======== Material supplied

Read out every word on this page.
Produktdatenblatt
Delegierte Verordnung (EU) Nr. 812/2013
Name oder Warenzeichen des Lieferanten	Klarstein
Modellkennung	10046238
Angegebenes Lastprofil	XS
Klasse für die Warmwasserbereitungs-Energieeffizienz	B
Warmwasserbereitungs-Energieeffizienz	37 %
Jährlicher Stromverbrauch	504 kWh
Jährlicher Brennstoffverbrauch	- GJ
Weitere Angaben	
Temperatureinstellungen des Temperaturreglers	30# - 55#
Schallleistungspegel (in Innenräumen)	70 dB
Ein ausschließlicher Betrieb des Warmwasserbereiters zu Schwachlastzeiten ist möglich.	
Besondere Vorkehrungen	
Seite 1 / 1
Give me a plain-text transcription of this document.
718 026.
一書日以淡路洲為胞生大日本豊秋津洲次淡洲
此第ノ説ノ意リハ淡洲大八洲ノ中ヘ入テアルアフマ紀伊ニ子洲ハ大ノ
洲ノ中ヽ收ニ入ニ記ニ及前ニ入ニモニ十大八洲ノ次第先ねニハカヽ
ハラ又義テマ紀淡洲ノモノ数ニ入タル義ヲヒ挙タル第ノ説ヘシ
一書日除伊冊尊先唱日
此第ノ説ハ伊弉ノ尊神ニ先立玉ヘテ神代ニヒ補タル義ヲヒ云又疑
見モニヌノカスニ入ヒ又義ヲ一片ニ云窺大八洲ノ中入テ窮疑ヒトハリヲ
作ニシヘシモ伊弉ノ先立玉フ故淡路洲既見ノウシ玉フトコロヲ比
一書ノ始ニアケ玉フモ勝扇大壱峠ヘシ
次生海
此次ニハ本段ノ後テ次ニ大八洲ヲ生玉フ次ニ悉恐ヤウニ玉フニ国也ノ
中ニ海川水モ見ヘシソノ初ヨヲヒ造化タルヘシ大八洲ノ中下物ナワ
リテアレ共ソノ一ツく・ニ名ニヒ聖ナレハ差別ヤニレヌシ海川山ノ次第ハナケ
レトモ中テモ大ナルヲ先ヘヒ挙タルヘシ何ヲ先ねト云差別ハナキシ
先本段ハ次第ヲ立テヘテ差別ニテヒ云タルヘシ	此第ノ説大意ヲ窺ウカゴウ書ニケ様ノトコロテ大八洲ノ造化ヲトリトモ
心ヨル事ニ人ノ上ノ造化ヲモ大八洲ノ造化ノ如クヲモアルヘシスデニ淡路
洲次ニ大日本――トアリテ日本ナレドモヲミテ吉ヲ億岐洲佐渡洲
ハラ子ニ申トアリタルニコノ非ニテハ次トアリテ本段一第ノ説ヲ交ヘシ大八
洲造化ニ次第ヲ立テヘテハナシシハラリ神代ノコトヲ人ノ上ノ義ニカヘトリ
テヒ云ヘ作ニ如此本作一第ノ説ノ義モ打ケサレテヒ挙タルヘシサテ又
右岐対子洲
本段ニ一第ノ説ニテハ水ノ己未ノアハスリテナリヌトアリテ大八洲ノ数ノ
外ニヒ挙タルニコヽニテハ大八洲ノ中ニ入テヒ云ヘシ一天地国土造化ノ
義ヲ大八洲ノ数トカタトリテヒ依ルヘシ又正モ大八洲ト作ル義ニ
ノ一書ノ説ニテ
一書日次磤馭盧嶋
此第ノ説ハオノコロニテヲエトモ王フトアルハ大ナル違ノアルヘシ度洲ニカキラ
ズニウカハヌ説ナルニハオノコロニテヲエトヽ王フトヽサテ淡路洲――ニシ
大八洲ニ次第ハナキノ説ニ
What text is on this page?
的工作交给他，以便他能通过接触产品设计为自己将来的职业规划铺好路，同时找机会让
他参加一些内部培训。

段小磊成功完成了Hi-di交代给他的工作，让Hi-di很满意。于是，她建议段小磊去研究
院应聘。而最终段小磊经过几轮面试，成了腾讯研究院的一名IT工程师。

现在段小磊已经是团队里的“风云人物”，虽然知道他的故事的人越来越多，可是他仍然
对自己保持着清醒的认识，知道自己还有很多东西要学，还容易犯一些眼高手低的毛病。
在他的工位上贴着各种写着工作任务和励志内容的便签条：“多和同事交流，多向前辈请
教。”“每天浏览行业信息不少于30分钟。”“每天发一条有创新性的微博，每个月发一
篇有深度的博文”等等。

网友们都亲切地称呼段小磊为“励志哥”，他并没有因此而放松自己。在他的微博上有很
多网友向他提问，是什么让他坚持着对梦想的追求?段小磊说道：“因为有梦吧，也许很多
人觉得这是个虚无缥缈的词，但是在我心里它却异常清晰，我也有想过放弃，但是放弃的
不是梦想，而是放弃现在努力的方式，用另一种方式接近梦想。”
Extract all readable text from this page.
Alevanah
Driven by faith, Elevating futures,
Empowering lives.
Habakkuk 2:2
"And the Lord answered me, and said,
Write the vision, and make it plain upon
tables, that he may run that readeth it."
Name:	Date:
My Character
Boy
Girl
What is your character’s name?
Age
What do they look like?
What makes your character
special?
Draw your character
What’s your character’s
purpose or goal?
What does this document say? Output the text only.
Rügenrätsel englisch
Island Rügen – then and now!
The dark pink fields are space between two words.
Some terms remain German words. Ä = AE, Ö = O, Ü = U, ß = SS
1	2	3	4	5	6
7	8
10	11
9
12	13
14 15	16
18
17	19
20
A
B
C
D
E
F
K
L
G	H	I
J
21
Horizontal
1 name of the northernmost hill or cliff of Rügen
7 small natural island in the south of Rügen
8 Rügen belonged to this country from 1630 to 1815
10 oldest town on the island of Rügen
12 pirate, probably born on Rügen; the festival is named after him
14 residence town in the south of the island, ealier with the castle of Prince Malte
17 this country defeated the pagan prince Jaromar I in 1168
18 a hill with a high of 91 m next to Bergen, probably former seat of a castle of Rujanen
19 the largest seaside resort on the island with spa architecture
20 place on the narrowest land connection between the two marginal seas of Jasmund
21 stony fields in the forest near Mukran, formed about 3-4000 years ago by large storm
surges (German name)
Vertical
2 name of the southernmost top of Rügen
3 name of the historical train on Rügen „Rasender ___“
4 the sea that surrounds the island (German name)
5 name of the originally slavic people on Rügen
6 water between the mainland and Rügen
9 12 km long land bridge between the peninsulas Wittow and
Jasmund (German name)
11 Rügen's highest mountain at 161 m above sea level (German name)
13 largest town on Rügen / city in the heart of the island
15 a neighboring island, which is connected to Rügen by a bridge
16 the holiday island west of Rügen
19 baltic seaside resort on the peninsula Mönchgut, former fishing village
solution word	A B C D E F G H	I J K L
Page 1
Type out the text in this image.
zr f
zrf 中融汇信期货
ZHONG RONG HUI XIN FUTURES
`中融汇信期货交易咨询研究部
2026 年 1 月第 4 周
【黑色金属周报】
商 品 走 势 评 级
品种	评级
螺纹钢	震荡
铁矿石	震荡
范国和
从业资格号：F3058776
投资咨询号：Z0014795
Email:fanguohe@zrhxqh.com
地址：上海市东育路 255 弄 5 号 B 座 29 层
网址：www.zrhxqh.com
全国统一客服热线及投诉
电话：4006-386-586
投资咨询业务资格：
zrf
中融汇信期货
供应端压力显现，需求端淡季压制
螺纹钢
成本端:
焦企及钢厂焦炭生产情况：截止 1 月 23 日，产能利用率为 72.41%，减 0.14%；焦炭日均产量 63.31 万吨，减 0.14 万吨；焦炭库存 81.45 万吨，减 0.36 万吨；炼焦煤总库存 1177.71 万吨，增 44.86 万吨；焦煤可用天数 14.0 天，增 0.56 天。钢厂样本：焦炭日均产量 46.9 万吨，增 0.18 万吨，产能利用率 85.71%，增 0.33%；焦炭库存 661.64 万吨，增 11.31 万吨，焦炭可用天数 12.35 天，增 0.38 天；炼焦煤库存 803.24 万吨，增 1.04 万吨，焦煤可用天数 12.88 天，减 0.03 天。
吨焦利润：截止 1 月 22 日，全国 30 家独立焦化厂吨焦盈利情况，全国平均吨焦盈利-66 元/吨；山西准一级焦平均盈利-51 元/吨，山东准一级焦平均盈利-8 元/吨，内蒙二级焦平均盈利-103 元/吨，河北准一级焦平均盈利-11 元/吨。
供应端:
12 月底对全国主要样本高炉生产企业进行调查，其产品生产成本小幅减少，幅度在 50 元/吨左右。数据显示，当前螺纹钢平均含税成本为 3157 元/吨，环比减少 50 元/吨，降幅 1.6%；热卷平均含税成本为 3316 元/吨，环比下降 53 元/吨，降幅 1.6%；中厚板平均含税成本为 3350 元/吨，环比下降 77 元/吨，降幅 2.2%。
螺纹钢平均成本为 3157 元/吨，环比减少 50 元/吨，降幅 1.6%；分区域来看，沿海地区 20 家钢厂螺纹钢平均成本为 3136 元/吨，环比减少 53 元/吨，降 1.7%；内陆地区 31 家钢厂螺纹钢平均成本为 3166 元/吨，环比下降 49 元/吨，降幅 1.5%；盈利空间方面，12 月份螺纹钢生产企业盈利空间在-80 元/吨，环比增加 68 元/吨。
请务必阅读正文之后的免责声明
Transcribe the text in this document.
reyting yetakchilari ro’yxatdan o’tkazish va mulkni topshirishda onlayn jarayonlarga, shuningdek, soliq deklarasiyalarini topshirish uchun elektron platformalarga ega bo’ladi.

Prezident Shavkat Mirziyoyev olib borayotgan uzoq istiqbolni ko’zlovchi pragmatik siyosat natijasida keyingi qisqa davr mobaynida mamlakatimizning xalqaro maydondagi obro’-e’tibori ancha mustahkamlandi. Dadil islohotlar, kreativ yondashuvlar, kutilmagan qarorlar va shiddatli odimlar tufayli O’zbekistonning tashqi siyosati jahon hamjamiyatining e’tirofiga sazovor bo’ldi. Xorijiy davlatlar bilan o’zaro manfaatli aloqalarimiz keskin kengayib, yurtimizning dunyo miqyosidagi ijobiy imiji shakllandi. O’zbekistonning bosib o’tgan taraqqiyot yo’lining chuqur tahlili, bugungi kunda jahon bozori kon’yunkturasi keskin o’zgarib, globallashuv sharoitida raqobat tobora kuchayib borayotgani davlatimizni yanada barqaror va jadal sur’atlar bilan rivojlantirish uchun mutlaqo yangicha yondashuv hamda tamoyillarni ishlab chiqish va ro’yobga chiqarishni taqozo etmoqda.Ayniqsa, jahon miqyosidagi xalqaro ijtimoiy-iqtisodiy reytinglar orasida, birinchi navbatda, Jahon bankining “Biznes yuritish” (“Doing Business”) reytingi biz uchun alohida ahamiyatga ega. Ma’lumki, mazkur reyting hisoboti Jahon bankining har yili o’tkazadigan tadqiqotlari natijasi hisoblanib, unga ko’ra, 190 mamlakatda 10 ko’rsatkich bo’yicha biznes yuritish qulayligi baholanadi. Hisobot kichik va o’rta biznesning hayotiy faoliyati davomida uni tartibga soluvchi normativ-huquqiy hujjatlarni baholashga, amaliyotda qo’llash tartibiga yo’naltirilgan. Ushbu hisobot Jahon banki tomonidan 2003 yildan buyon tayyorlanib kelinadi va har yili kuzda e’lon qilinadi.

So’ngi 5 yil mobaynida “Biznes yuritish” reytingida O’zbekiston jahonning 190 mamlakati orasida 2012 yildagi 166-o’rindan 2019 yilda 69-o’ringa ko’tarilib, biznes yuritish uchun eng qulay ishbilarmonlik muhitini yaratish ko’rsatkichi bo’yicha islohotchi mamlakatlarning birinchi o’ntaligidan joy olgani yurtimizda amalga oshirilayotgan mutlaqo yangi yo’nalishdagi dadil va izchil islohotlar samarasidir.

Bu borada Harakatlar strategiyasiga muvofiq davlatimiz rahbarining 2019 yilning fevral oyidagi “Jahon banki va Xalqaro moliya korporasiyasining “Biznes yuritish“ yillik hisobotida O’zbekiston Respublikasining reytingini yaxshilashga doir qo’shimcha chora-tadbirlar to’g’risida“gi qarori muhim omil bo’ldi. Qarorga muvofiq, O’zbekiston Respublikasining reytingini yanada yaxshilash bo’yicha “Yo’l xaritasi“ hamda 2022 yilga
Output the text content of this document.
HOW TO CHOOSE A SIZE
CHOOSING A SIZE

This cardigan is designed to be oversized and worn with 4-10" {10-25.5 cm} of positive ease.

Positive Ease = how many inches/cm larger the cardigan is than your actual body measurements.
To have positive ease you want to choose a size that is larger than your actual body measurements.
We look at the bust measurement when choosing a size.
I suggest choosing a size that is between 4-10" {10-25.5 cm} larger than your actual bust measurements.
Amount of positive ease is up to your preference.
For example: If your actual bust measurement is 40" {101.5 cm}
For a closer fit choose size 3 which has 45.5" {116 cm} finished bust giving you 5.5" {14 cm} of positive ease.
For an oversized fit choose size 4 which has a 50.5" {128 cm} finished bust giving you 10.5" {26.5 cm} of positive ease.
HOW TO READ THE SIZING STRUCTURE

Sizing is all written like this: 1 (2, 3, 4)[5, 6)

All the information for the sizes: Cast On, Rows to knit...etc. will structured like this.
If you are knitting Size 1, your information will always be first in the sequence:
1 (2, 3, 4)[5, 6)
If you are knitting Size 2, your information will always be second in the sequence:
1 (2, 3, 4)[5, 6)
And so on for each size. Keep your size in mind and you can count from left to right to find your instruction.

================

Brief — Show each line in the entries that holds the string "Jährlicher".

Response to this task —
Jährlicher Stromverbrauch	504 kWh
Jährlicher Brennstoffverbrauch	- GJ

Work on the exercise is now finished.